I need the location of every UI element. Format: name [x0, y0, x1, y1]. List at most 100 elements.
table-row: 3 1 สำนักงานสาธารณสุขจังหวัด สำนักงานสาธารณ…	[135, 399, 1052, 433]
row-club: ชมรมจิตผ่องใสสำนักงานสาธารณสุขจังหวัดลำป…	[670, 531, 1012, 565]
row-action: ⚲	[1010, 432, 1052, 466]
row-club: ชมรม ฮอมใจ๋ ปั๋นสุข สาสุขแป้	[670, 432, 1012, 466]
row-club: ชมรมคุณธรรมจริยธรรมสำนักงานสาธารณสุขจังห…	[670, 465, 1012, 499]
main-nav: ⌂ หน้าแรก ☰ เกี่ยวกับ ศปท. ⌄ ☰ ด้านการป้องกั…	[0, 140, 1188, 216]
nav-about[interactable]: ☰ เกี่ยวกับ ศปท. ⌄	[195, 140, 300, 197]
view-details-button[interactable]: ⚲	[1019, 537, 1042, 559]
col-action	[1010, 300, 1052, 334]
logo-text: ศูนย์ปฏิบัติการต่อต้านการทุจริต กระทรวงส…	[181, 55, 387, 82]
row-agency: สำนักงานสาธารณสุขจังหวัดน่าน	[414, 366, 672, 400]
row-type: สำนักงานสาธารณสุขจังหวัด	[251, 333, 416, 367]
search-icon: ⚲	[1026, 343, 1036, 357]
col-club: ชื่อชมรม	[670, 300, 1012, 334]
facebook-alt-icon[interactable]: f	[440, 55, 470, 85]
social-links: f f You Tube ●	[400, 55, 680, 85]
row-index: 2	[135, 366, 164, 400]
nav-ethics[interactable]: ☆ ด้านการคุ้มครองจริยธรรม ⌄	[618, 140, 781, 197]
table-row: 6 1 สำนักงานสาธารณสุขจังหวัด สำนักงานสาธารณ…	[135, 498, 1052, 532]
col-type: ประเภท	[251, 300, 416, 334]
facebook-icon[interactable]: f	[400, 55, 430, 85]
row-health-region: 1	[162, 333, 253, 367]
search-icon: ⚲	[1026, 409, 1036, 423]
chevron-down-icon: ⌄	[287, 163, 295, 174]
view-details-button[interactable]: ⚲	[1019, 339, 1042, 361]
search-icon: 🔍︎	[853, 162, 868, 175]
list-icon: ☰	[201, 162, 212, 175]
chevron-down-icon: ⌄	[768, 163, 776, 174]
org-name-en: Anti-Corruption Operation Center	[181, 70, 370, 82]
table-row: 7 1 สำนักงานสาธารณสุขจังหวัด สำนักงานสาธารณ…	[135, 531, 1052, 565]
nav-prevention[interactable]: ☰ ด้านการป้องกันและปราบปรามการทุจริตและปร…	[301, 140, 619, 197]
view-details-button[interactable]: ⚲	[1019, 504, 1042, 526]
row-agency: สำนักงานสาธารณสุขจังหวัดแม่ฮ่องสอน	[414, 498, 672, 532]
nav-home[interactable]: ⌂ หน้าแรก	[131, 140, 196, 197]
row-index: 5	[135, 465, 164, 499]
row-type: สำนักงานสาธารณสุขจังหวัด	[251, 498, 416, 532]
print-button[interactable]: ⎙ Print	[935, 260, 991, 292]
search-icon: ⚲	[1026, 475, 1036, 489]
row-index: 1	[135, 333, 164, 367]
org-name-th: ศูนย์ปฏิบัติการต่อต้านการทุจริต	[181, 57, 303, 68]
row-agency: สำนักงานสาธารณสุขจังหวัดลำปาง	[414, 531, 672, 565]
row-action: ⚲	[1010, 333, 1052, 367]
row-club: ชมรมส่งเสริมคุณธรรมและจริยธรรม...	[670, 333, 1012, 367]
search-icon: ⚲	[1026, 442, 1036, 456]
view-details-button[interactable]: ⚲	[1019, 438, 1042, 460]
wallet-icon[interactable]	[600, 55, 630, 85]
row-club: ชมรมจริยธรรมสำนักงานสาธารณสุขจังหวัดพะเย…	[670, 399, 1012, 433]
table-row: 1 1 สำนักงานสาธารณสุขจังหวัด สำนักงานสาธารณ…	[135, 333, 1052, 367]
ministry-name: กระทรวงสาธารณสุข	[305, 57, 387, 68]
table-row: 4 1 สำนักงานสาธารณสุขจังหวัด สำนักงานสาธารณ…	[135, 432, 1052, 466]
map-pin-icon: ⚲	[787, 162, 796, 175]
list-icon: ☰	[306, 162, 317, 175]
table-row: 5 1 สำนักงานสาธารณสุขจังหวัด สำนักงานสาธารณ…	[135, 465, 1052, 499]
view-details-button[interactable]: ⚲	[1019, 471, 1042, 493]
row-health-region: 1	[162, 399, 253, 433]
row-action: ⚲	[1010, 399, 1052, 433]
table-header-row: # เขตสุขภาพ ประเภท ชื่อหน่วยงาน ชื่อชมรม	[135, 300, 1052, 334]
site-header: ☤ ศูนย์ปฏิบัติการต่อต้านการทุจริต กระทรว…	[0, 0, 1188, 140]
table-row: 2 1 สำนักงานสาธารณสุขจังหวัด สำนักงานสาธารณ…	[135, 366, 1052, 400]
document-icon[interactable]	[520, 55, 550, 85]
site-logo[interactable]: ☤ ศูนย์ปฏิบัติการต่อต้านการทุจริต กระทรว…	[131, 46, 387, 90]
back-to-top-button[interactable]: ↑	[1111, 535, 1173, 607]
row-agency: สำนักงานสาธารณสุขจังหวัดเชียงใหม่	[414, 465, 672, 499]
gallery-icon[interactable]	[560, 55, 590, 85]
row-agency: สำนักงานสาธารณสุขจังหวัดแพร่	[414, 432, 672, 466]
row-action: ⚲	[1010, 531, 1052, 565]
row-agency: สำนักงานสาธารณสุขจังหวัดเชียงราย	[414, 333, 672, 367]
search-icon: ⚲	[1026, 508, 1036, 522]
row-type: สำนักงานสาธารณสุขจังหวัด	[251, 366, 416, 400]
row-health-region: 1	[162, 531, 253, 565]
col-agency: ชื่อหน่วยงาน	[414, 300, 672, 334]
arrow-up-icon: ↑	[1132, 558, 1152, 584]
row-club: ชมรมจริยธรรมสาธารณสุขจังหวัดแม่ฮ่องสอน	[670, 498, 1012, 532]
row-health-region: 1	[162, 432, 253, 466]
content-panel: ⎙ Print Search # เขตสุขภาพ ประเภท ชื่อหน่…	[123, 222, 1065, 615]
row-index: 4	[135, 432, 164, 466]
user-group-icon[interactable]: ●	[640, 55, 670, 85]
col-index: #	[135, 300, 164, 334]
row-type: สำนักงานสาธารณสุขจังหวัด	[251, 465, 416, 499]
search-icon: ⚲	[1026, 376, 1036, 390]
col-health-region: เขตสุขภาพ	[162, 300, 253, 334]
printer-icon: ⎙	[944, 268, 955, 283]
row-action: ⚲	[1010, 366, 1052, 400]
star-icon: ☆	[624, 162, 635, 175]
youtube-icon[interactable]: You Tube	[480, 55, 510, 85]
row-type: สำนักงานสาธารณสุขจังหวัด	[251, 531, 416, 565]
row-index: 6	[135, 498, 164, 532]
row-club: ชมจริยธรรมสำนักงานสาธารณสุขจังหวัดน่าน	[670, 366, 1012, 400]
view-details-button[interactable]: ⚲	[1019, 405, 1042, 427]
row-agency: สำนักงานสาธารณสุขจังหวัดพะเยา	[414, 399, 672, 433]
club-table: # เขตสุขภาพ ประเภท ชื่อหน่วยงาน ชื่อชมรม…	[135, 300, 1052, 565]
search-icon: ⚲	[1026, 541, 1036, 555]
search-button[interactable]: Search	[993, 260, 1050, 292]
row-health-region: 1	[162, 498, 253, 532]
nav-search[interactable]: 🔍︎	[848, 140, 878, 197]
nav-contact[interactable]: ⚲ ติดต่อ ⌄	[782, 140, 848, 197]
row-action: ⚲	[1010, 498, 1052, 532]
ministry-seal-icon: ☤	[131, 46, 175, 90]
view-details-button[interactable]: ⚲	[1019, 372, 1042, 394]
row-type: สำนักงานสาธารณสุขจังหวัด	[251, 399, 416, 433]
* * * *
▶ _TASK STATEMENT_: Reproduce the items word for word, from the very first line through the line that contains "465, 1012, 499]", including both of those lines.

▶ _WRITTEN SOLUTION_:
I need the location of every UI element. Format: name [x0, y0, x1, y1]. List at most 100 elements.
table-row: 3 1 สำนักงานสาธารณสุขจังหวัด สำนักงานสาธารณ…	[135, 399, 1052, 433]
row-club: ชมรมจิตผ่องใสสำนักงานสาธารณสุขจังหวัดลำป…	[670, 531, 1012, 565]
row-action: ⚲	[1010, 432, 1052, 466]
row-club: ชมรม ฮอมใจ๋ ปั๋นสุข สาสุขแป้	[670, 432, 1012, 466]
row-club: ชมรมคุณธรรมจริยธรรมสำนักงานสาธารณสุขจังห…	[670, 465, 1012, 499]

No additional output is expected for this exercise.